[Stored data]

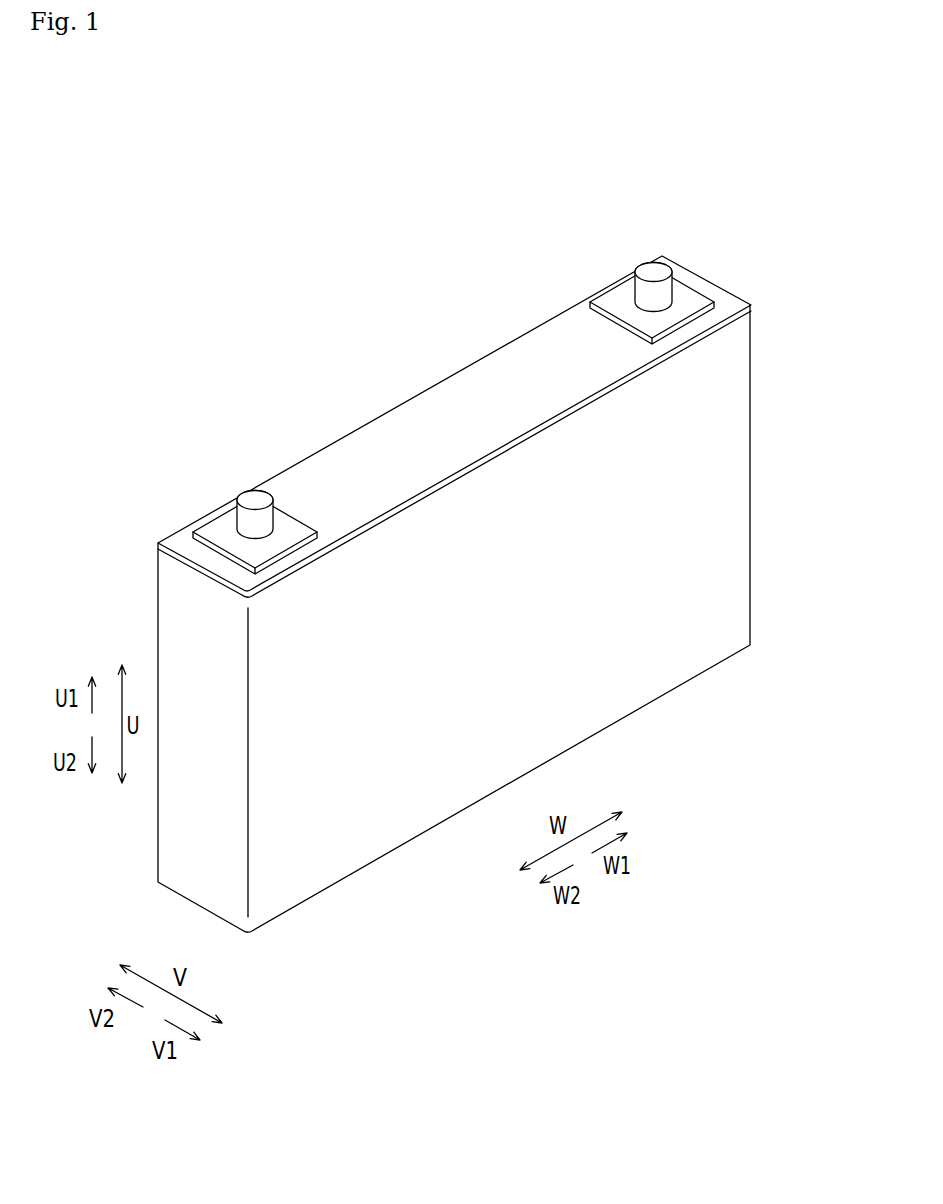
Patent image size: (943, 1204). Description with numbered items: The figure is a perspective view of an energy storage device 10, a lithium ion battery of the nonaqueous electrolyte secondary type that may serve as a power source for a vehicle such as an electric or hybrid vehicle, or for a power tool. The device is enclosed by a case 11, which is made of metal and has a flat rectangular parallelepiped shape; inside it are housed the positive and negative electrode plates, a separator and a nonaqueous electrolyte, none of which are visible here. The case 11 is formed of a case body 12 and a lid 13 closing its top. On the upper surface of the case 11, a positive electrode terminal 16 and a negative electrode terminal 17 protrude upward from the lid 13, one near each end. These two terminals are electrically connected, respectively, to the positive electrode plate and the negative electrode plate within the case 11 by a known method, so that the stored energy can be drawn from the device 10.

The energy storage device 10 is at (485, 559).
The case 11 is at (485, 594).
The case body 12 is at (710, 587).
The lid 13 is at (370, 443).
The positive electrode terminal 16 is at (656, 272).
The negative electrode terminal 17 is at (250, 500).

-- TASK OBJECTIVE --
Reproduce every line of the records above word for word, leaving out the pictures.

-- WRITTEN ANSWER --
Patent image size: (943, 1204). Description with numbered items: The figure is a perspective view of an energy storage device 10, a lithium ion battery of the nonaqueous electrolyte secondary type that may serve as a power source for a vehicle such as an electric or hybrid vehicle, or for a power tool. The device is enclosed by a case 11, which is made of metal and has a flat rectangular parallelepiped shape; inside it are housed the positive and negative electrode plates, a separator and a nonaqueous electrolyte, none of which are visible here. The case 11 is formed of a case body 12 and a lid 13 closing its top. On the upper surface of the case 11, a positive electrode terminal 16 and a negative electrode terminal 17 protrude upward from the lid 13, one near each end. These two terminals are electrically connected, respectively, to the positive electrode plate and the negative electrode plate within the case 11 by a known method, so that the stored energy can be drawn from the device 10.

The energy storage device 10 is at (485, 559).
The case 11 is at (485, 594).
The case body 12 is at (710, 587).
The lid 13 is at (370, 443).
The positive electrode terminal 16 is at (656, 272).
The negative electrode terminal 17 is at (250, 500).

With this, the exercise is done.